• What is expected: Return the records in full, exactly as given.

-- Begin Records shown --

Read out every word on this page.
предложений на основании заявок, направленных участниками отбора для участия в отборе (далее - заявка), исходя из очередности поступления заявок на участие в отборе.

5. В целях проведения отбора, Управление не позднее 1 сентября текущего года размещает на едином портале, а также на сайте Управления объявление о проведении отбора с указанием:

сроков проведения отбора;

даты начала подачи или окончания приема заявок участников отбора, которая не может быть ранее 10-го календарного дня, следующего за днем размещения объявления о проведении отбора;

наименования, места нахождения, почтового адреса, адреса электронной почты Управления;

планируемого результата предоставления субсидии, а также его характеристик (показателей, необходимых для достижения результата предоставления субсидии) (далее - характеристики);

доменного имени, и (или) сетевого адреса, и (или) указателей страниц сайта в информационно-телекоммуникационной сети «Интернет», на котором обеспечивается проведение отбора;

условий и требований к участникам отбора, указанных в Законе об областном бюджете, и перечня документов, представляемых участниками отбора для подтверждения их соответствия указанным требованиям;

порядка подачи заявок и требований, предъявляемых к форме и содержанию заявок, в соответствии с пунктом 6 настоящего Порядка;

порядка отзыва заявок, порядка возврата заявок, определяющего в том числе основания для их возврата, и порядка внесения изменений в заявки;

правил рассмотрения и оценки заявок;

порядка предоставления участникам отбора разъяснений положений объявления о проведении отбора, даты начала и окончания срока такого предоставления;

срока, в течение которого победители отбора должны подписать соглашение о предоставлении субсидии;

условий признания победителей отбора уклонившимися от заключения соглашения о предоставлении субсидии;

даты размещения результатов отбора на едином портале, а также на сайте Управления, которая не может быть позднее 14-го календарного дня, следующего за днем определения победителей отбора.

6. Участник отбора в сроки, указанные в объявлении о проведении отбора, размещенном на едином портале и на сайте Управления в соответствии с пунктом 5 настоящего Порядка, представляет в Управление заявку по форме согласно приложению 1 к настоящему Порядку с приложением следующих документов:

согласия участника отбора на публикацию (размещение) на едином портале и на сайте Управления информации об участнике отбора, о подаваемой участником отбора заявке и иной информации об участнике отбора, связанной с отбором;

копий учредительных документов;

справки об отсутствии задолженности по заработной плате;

-- End Records shown --

• Full output:
Read out every word on this page.
предложений на основании заявок, направленных участниками отбора для участия в отборе (далее - заявка), исходя из очередности поступления заявок на участие в отборе.

5. В целях проведения отбора, Управление не позднее 1 сентября текущего года размещает на едином портале, а также на сайте Управления объявление о проведении отбора с указанием:

сроков проведения отбора;

даты начала подачи или окончания приема заявок участников отбора, которая не может быть ранее 10-го календарного дня, следующего за днем размещения объявления о проведении отбора;

наименования, места нахождения, почтового адреса, адреса электронной почты Управления;

планируемого результата предоставления субсидии, а также его характеристик (показателей, необходимых для достижения результата предоставления субсидии) (далее - характеристики);

доменного имени, и (или) сетевого адреса, и (или) указателей страниц сайта в информационно-телекоммуникационной сети «Интернет», на котором обеспечивается проведение отбора;

условий и требований к участникам отбора, указанных в Законе об областном бюджете, и перечня документов, представляемых участниками отбора для подтверждения их соответствия указанным требованиям;

порядка подачи заявок и требований, предъявляемых к форме и содержанию заявок, в соответствии с пунктом 6 настоящего Порядка;

порядка отзыва заявок, порядка возврата заявок, определяющего в том числе основания для их возврата, и порядка внесения изменений в заявки;

правил рассмотрения и оценки заявок;

порядка предоставления участникам отбора разъяснений положений объявления о проведении отбора, даты начала и окончания срока такого предоставления;

срока, в течение которого победители отбора должны подписать соглашение о предоставлении субсидии;

условий признания победителей отбора уклонившимися от заключения соглашения о предоставлении субсидии;

даты размещения результатов отбора на едином портале, а также на сайте Управления, которая не может быть позднее 14-го календарного дня, следующего за днем определения победителей отбора.

6. Участник отбора в сроки, указанные в объявлении о проведении отбора, размещенном на едином портале и на сайте Управления в соответствии с пунктом 5 настоящего Порядка, представляет в Управление заявку по форме согласно приложению 1 к настоящему Порядку с приложением следующих документов:

согласия участника отбора на публикацию (размещение) на едином портале и на сайте Управления информации об участнике отбора, о подаваемой участником отбора заявке и иной информации об участнике отбора, связанной с отбором;

копий учредительных документов;

справки об отсутствии задолженности по заработной плате;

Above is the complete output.